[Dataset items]
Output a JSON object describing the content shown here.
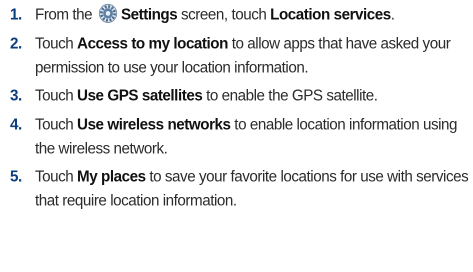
{
  "steps": [
    {
      "number": "1.",
      "before": "From the ",
      "icon": "settings-gear-icon",
      "bold1": "Settings",
      "middle": " screen, touch ",
      "bold2": "Location services",
      "after": "."
    },
    {
      "number": "2.",
      "before": "Touch ",
      "bold1": "Access to my location",
      "after": " to allow apps that have asked your permission to use your location information."
    },
    {
      "number": "3.",
      "before": "Touch ",
      "bold1": "Use GPS satellites",
      "after": " to enable the GPS satellite."
    },
    {
      "number": "4.",
      "before": "Touch ",
      "bold1": "Use wireless networks",
      "after": " to enable location information using the wireless network."
    },
    {
      "number": "5.",
      "before": "Touch ",
      "bold1": "My places",
      "after": " to save your favorite locations for use with services that require location information."
    }
  ],
  "colors": {
    "number": "#0a3d7c",
    "text": "#2b2b2b",
    "icon": "#4a6d8f"
  }
}
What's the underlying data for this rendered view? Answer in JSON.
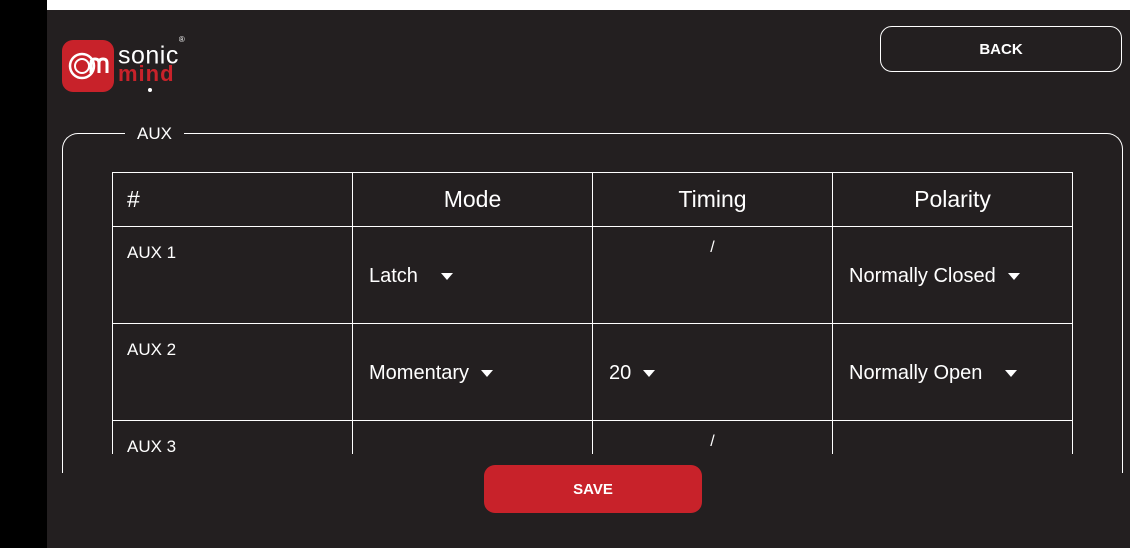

▶ AIM OF THE TASK
Wherever "information" shows up in a line, copy that line.

▶ FINISHED TASK
      "after": " to allow apps that have asked your permission to use your location information."
      "after": " to enable location information using the wireless network."
      "after": " to save your favorite locations for use with services that require location information."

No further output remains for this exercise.